Exercise: Each line containing the word "охраны" needs to be copied.

○ ○ ○ ○ ○ ○ ○

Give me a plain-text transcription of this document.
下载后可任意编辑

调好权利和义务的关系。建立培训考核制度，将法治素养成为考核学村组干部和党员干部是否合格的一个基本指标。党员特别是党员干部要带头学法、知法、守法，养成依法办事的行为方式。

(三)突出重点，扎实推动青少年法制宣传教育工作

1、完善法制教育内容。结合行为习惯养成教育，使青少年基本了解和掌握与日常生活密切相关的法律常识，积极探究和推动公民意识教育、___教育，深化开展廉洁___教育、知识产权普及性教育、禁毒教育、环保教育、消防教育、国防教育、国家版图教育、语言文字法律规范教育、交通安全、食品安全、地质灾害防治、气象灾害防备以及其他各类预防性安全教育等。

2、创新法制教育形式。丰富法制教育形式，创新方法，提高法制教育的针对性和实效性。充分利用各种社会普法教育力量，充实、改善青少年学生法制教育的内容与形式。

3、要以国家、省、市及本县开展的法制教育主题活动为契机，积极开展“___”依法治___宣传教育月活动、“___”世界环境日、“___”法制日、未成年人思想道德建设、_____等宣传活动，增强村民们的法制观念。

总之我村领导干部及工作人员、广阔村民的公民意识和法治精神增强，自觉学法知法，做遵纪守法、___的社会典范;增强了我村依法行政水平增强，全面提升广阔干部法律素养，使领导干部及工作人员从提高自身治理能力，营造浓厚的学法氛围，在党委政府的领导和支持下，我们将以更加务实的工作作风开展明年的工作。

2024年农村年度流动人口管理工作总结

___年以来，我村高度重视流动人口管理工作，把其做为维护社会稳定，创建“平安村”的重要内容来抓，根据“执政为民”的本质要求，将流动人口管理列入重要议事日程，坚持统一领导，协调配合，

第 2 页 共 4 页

○ ○ ○ ○ ○ ○ ○

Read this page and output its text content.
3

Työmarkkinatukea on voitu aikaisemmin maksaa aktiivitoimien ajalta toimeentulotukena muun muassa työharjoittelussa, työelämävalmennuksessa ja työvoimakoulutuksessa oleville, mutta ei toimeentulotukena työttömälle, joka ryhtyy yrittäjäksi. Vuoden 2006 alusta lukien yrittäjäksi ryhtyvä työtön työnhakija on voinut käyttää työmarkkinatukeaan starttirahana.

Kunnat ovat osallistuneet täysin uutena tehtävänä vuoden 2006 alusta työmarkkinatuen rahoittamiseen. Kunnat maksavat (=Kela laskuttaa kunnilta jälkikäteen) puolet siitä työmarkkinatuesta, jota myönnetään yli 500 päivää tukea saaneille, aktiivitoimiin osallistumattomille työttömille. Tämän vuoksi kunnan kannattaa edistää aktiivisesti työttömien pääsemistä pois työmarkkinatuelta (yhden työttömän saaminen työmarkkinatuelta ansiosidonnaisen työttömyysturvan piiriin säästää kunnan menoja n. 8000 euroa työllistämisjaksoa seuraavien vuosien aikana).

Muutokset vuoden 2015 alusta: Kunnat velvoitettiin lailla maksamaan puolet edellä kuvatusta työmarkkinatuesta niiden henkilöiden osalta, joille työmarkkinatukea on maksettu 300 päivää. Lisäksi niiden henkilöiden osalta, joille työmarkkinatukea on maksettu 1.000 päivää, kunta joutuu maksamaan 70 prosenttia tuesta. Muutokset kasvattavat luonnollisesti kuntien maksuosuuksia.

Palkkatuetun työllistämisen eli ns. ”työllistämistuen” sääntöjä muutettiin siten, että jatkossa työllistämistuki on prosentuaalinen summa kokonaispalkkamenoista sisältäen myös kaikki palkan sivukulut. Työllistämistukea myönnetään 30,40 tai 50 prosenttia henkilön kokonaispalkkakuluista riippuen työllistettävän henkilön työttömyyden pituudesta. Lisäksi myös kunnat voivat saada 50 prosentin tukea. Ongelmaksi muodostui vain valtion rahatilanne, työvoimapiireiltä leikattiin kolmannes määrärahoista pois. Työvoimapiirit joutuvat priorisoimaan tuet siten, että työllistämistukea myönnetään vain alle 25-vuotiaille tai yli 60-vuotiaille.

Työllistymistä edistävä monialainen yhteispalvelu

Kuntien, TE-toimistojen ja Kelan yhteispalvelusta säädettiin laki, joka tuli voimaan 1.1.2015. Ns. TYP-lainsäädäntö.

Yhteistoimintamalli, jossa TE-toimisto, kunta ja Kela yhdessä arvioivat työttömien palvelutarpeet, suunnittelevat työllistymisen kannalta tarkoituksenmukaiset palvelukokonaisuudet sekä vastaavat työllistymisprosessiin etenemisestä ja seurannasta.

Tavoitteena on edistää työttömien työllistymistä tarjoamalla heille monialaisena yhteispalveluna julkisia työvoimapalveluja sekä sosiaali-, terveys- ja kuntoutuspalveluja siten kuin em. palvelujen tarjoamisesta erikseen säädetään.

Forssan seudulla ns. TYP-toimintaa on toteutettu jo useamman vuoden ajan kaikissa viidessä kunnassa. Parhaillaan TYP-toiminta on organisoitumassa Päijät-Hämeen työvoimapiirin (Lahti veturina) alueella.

○ ○ ○ ○ ○ ○ ○

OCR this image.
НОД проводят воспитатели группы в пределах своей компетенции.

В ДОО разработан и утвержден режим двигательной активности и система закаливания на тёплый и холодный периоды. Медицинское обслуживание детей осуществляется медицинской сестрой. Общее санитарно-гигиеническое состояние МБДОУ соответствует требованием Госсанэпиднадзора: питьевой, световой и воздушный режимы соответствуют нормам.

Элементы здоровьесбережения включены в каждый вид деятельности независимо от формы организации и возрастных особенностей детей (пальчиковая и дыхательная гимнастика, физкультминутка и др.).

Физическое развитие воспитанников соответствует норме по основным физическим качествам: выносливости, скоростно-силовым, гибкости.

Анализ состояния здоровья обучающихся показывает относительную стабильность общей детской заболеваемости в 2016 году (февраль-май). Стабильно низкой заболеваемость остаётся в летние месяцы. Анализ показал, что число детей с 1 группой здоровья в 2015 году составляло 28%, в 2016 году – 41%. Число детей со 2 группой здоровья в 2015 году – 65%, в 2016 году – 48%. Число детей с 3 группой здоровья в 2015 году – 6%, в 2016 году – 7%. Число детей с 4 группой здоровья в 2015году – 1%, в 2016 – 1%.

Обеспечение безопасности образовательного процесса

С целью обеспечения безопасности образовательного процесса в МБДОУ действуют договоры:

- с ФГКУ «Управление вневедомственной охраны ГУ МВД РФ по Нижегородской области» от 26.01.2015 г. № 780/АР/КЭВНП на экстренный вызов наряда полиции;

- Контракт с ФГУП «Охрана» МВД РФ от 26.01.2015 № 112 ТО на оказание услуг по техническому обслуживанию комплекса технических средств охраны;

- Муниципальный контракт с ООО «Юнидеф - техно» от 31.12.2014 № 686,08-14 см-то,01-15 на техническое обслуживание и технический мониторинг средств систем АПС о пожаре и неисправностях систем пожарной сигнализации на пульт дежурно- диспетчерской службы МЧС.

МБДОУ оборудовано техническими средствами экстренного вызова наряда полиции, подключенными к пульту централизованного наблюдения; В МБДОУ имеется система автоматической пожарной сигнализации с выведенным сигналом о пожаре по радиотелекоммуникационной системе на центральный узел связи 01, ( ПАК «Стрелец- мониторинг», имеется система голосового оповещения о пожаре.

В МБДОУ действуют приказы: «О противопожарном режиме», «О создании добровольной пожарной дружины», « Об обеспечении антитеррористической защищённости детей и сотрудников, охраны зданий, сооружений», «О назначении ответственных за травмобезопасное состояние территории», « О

○ ○ ○ ○ ○ ○ ○

The result:
- с ФГКУ «Управление вневедомственной охраны ГУ МВД РФ по Нижегородской области» от 26.01.2015 г. № 780/АР/КЭВНП на экстренный вызов наряда полиции;
- Контракт с ФГУП «Охрана» МВД РФ от 26.01.2015 № 112 ТО на оказание услуг по техническому обслуживанию комплекса технических средств охраны;
В МБДОУ действуют приказы: «О противопожарном режиме», «О создании добровольной пожарной дружины», « Об обеспечении антитеррористической защищённости детей и сотрудников, охраны зданий, сооружений», «О назначении ответственных за травмобезопасное состояние территории», « О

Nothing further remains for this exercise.